INSTRUÇÕES DE TRABALHO> Por favor, selecione nas entradas abaixo cada linha em que aparece a palavra "cable" e copie essas linhas.

::::::::

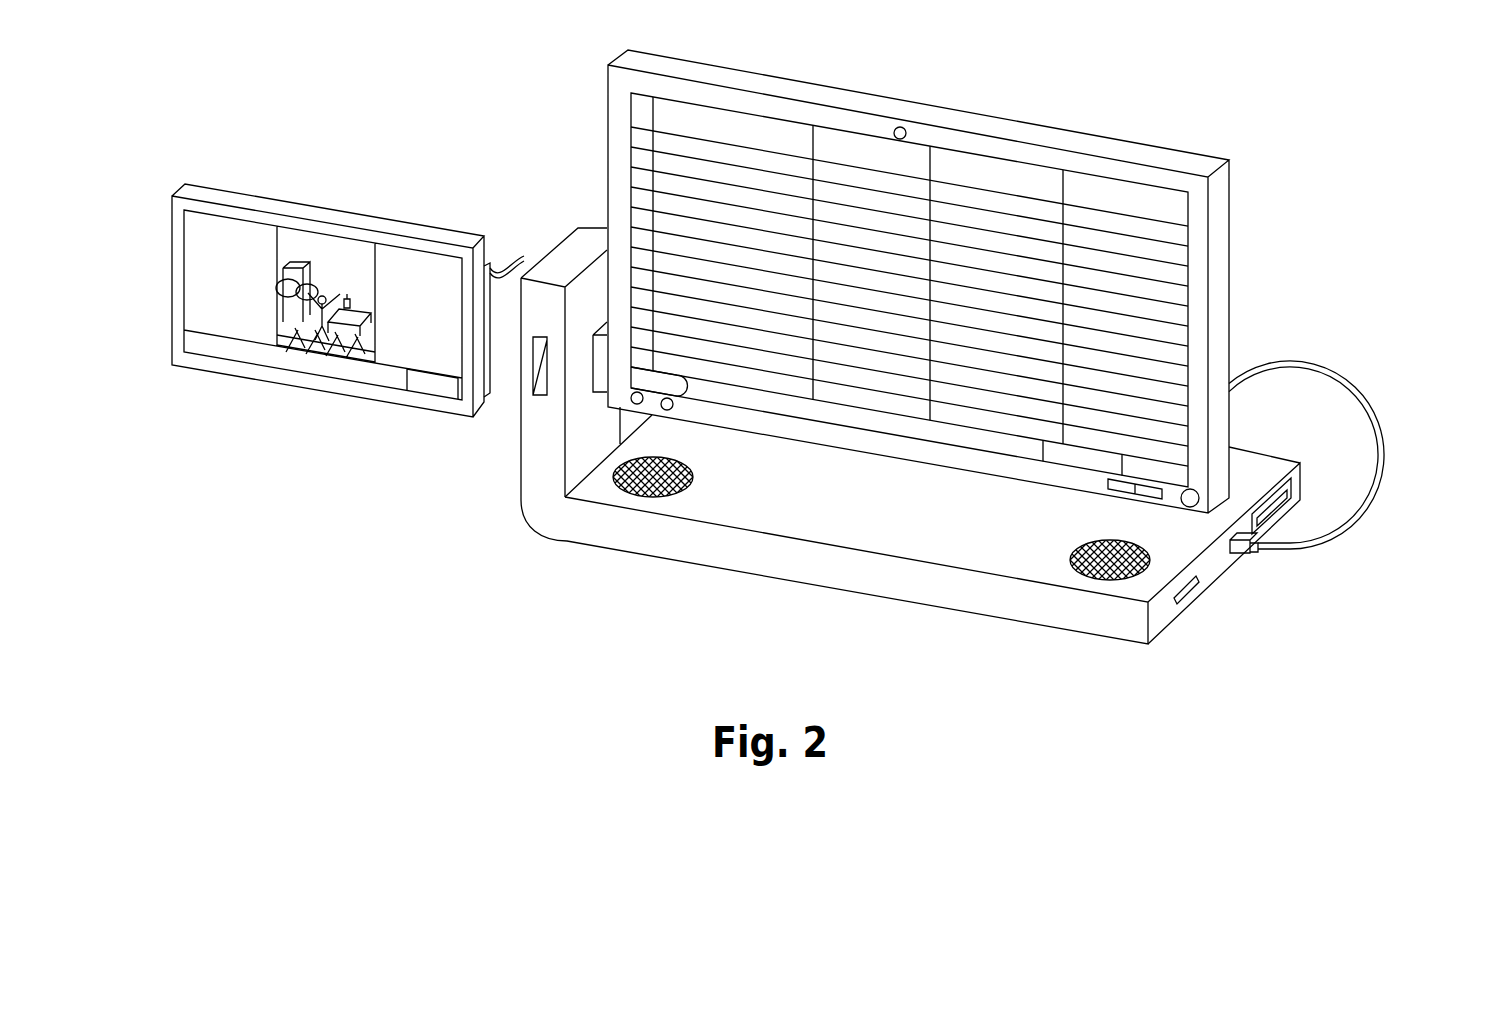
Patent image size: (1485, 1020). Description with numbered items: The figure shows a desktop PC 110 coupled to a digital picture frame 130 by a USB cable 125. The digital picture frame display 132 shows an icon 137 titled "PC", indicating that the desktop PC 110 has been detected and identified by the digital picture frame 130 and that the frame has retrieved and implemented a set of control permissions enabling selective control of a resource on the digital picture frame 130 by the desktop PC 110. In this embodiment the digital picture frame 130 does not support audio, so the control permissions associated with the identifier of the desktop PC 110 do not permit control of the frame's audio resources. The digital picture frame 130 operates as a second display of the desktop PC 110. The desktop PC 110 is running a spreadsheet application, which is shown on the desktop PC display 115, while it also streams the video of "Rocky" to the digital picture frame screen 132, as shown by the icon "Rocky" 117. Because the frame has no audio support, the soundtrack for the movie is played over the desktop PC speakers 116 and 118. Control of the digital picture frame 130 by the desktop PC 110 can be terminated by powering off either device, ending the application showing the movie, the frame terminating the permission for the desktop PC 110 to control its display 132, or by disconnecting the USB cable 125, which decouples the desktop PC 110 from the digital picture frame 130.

The desktop PC 110 is at (867, 93).
The desktop PC display 115 is at (1085, 187).
The desktop PC speaker 116 is at (632, 497).
The icon "Rocky" 117 is at (1050, 457).
The desktop PC speaker 118 is at (1087, 578).
The USB cable 125 is at (1324, 368).
The digital picture frame 130 is at (347, 203).
The digital picture frame display 132 is at (413, 267).
The icon titled "PC" 137 is at (428, 389).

::::::::

RESULTADO FINAL>
Patent image size: (1485, 1020). Description with numbered items: The figure shows a desktop PC 110 coupled to a digital picture frame 130 by a USB cable 125. The digital picture frame display 132 shows an icon 137 titled "PC", indicating that the desktop PC 110 has been detected and identified by the digital picture frame 130 and that the frame has retrieved and implemented a set of control permissions enabling selective control of a resource on the digital picture frame 130 by the desktop PC 110. In this embodiment the digital picture frame 130 does not support audio, so the control permissions associated with the identifier of the desktop PC 110 do not permit control of the frame's audio resources. The digital picture frame 130 operates as a second display of the desktop PC 110. The desktop PC 110 is running a spreadsheet application, which is shown on the desktop PC display 115, while it also streams the video of "Rocky" to the digital picture frame screen 132, as shown by the icon "Rocky" 117. Because the frame has no audio support, the soundtrack for the movie is played over the desktop PC speakers 116 and 118. Control of the digital picture frame 130 by the desktop PC 110 can be terminated by powering off either device, ending the application showing the movie, the frame terminating the permission for the desktop PC 110 to control its display 132, or by disconnecting the USB cable 125, which decouples the desktop PC 110 from the digital picture frame 130.
The USB cable 125 is at (1324, 368).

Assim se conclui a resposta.